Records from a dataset
— Begin —

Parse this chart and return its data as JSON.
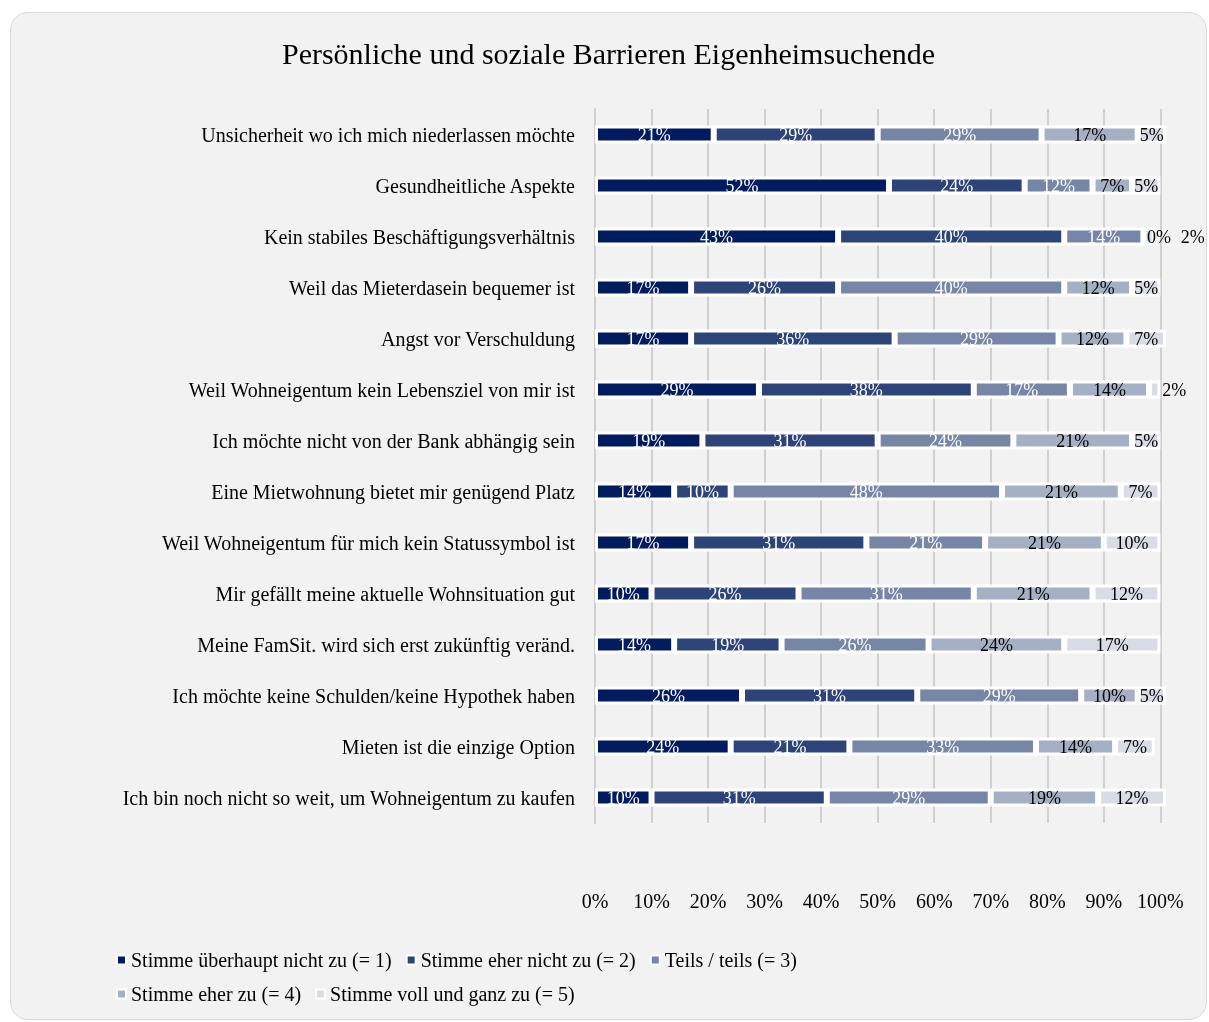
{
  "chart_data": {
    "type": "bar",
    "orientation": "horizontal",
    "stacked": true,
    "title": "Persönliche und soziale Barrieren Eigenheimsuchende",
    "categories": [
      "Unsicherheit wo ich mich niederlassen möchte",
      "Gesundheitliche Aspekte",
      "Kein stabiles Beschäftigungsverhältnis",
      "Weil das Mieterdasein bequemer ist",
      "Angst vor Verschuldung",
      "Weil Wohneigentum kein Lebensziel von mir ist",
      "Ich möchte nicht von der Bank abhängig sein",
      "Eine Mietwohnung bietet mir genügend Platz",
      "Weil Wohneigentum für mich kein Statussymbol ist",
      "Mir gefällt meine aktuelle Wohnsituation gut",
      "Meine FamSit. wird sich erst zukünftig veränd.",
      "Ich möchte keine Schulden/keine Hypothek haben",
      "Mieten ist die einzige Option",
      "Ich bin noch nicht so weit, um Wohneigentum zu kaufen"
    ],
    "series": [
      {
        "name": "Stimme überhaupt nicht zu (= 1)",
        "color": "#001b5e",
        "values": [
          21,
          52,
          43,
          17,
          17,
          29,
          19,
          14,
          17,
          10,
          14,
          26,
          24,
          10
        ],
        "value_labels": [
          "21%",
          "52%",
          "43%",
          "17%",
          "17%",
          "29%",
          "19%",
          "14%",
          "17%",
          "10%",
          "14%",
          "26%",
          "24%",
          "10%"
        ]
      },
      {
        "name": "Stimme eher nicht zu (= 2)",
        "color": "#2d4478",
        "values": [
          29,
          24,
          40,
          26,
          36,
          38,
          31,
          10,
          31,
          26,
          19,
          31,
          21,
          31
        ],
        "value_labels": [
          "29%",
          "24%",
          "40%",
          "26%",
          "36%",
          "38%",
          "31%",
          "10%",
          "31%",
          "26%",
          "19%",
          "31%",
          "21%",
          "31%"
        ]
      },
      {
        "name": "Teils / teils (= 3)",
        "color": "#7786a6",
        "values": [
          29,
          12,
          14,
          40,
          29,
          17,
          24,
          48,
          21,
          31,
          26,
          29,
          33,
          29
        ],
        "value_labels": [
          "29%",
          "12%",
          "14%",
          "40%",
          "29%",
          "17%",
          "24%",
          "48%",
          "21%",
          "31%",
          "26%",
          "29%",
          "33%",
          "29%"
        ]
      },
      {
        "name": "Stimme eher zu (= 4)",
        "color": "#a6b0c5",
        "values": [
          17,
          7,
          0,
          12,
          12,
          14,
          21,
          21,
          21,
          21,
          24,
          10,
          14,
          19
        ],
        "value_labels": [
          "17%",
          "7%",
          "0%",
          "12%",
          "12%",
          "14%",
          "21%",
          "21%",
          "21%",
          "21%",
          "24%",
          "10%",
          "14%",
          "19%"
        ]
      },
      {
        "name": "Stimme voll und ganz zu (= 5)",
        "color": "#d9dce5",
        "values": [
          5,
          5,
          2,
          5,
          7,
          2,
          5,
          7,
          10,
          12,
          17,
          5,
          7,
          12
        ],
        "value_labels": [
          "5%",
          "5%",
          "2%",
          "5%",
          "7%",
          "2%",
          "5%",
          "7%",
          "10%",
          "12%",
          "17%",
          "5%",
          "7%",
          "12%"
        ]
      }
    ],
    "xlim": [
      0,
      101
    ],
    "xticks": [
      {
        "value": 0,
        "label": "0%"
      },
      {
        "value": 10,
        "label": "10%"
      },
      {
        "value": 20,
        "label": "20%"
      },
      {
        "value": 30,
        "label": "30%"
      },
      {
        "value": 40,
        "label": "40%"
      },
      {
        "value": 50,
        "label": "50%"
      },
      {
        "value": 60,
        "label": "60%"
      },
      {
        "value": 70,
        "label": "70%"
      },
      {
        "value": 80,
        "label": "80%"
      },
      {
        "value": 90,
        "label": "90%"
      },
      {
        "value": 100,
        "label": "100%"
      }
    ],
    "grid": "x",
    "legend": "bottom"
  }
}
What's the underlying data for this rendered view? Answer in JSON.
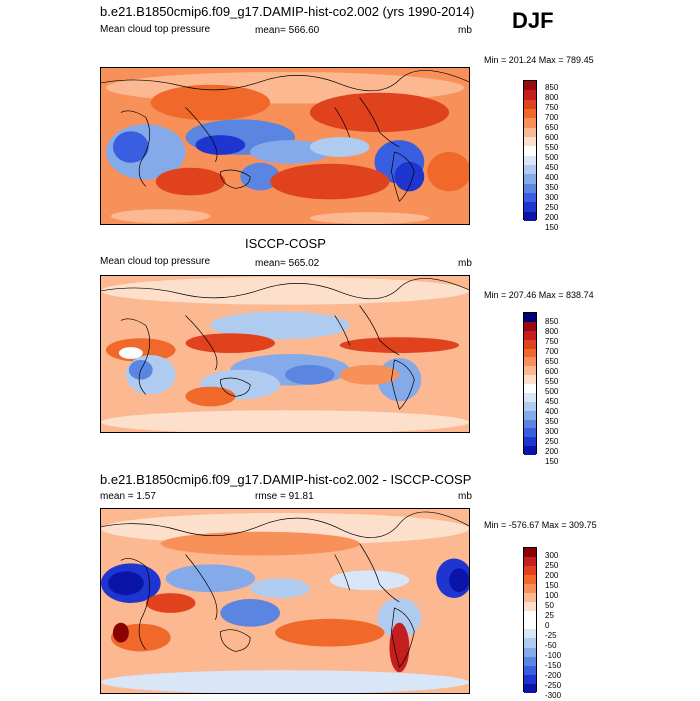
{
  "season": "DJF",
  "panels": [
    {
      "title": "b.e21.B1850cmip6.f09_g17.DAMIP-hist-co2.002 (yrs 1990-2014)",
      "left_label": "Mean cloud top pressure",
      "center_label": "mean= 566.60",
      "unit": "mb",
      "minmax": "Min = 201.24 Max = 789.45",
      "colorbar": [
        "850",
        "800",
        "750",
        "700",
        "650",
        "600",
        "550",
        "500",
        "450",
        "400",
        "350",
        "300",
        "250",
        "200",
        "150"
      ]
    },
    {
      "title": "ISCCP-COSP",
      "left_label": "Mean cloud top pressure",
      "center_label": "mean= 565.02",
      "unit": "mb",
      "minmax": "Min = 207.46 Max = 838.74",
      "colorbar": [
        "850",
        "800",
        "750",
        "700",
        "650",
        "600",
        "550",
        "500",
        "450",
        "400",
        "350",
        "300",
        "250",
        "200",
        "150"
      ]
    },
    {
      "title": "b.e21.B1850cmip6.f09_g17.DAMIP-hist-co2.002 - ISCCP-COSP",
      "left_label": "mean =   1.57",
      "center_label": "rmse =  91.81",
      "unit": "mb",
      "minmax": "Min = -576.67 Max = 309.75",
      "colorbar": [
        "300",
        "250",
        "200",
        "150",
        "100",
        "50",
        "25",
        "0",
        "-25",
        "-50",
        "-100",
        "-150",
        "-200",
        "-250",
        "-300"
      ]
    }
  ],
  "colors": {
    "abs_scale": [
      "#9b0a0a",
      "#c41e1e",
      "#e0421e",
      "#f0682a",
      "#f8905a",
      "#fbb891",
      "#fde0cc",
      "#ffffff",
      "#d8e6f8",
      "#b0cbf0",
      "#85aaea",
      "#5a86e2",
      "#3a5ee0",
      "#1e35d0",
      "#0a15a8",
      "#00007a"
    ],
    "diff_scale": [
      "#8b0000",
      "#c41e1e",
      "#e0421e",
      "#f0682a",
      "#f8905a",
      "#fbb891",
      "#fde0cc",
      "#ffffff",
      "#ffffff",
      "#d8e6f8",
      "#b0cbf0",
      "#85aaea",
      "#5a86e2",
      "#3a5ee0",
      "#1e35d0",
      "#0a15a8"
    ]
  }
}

— End —

List all lines from the entries that include the word "hist".

__REPLY__.
      "title": "b.e21.B1850cmip6.f09_g17.DAMIP-hist-co2.002 (yrs 1990-2014)",
      "title": "b.e21.B1850cmip6.f09_g17.DAMIP-hist-co2.002 - ISCCP-COSP",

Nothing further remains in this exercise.